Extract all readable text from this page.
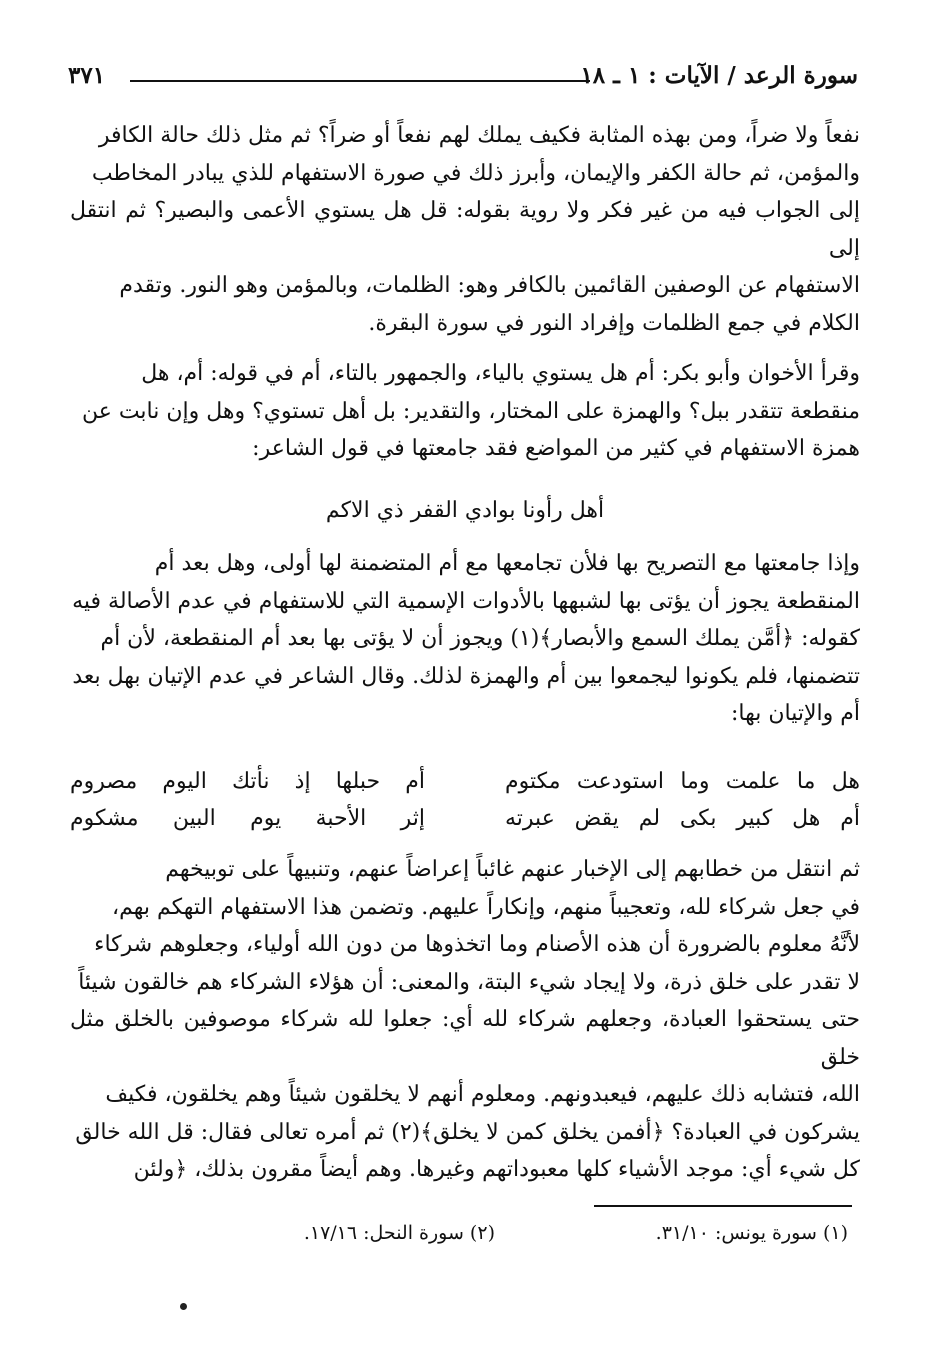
سورة الرعد / الآيات : ١ ـ ١٨
٣٧١

نفعاً ولا ضراً، ومن بهذه المثابة فكيف يملك لهم نفعاً أو ضراً؟ ثم مثل ذلك حالة الكافر

والمؤمن، ثم حالة الكفر والإيمان، وأبرز ذلك في صورة الاستفهام للذي يبادر المخاطب

إلى الجواب فيه من غير فكر ولا روية بقوله: قل هل يستوي الأعمى والبصير؟ ثم انتقل إلى

الاستفهام عن الوصفين القائمين بالكافر وهو: الظلمات، وبالمؤمن وهو النور. وتقدم

الكلام في جمع الظلمات وإفراد النور في سورة البقرة.

وقرأ الأخوان وأبو بكر: أم هل يستوي بالياء، والجمهور بالتاء، أم في قوله: أم، هل

منقطعة تتقدر ببل؟ والهمزة على المختار، والتقدير: بل أهل تستوي؟ وهل وإن نابت عن

همزة الاستفهام في كثير من المواضع فقد جامعتها في قول الشاعر:

أهل رأونا بوادي القفر ذي الاكم

وإذا جامعتها مع التصريح بها فلأن تجامعها مع أم المتضمنة لها أولى، وهل بعد أم

المنقطعة يجوز أن يؤتى بها لشبهها بالأدوات الإسمية التي للاستفهام في عدم الأصالة فيه

كقوله: ﴿أمَّن يملك السمع والأبصار﴾(١) ويجوز أن لا يؤتى بها بعد أم المنقطعة، لأن أم

تتضمنها، فلم يكونوا ليجمعوا بين أم والهمزة لذلك. وقال الشاعر في عدم الإتيان بهل بعد

أم والإتيان بها:

هل ما علمت وما استودعت مكتوم
أم حبلها إذ نأتك اليوم مصروم
أم هل كبير بكى لم يقض عبرته
إثر الأحبة يوم البين مشكوم

ثم انتقل من خطابهم إلى الإخبار عنهم غائباً إعراضاً عنهم، وتنبيهاً على توبيخهم

في جعل شركاء لله، وتعجيباً منهم، وإنكاراً عليهم. وتضمن هذا الاستفهام التهكم بهم،

لأنَّهُ معلوم بالضرورة أن هذه الأصنام وما اتخذوها من دون الله أولياء، وجعلوهم شركاء

لا تقدر على خلق ذرة، ولا إيجاد شيء البتة، والمعنى: أن هؤلاء الشركاء هم خالقون شيئاً

حتى يستحقوا العبادة، وجعلهم شركاء لله أي: جعلوا لله شركاء موصوفين بالخلق مثل خلق

الله، فتشابه ذلك عليهم، فيعبدونهم. ومعلوم أنهم لا يخلقون شيئاً وهم يخلقون، فكيف

يشركون في العبادة؟ ﴿أفمن يخلق كمن لا يخلق﴾(٢) ثم أمره تعالى فقال: قل الله خالق

كل شيء أي: موجد الأشياء كلها معبوداتهم وغيرها. وهم أيضاً مقرون بذلك، ﴿ولئن

(١) سورة يونس: ٣١/١٠.
(٢) سورة النحل: ١٧/١٦.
::::::::
STATED PROBLEM » Write out every entry again word for word, without any of the pictures.

FINAL RESULT »
Extract all readable text from this page.
سورة الرعد / الآيات : ١ ـ ١٨
٣٧١

نفعاً ولا ضراً، ومن بهذه المثابة فكيف يملك لهم نفعاً أو ضراً؟ ثم مثل ذلك حالة الكافر

والمؤمن، ثم حالة الكفر والإيمان، وأبرز ذلك في صورة الاستفهام للذي يبادر المخاطب

إلى الجواب فيه من غير فكر ولا روية بقوله: قل هل يستوي الأعمى والبصير؟ ثم انتقل إلى

الاستفهام عن الوصفين القائمين بالكافر وهو: الظلمات، وبالمؤمن وهو النور. وتقدم

الكلام في جمع الظلمات وإفراد النور في سورة البقرة.

وقرأ الأخوان وأبو بكر: أم هل يستوي بالياء، والجمهور بالتاء، أم في قوله: أم، هل

منقطعة تتقدر ببل؟ والهمزة على المختار، والتقدير: بل أهل تستوي؟ وهل وإن نابت عن

همزة الاستفهام في كثير من المواضع فقد جامعتها في قول الشاعر:

أهل رأونا بوادي القفر ذي الاكم

وإذا جامعتها مع التصريح بها فلأن تجامعها مع أم المتضمنة لها أولى، وهل بعد أم

المنقطعة يجوز أن يؤتى بها لشبهها بالأدوات الإسمية التي للاستفهام في عدم الأصالة فيه

كقوله: ﴿أمَّن يملك السمع والأبصار﴾(١) ويجوز أن لا يؤتى بها بعد أم المنقطعة، لأن أم

تتضمنها، فلم يكونوا ليجمعوا بين أم والهمزة لذلك. وقال الشاعر في عدم الإتيان بهل بعد

أم والإتيان بها:

هل ما علمت وما استودعت مكتوم
أم حبلها إذ نأتك اليوم مصروم
أم هل كبير بكى لم يقض عبرته
إثر الأحبة يوم البين مشكوم

ثم انتقل من خطابهم إلى الإخبار عنهم غائباً إعراضاً عنهم، وتنبيهاً على توبيخهم

في جعل شركاء لله، وتعجيباً منهم، وإنكاراً عليهم. وتضمن هذا الاستفهام التهكم بهم،

لأنَّهُ معلوم بالضرورة أن هذه الأصنام وما اتخذوها من دون الله أولياء، وجعلوهم شركاء

لا تقدر على خلق ذرة، ولا إيجاد شيء البتة، والمعنى: أن هؤلاء الشركاء هم خالقون شيئاً

حتى يستحقوا العبادة، وجعلهم شركاء لله أي: جعلوا لله شركاء موصوفين بالخلق مثل خلق

الله، فتشابه ذلك عليهم، فيعبدونهم. ومعلوم أنهم لا يخلقون شيئاً وهم يخلقون، فكيف

يشركون في العبادة؟ ﴿أفمن يخلق كمن لا يخلق﴾(٢) ثم أمره تعالى فقال: قل الله خالق

كل شيء أي: موجد الأشياء كلها معبوداتهم وغيرها. وهم أيضاً مقرون بذلك، ﴿ولئن

(١) سورة يونس: ٣١/١٠.
(٢) سورة النحل: ١٧/١٦.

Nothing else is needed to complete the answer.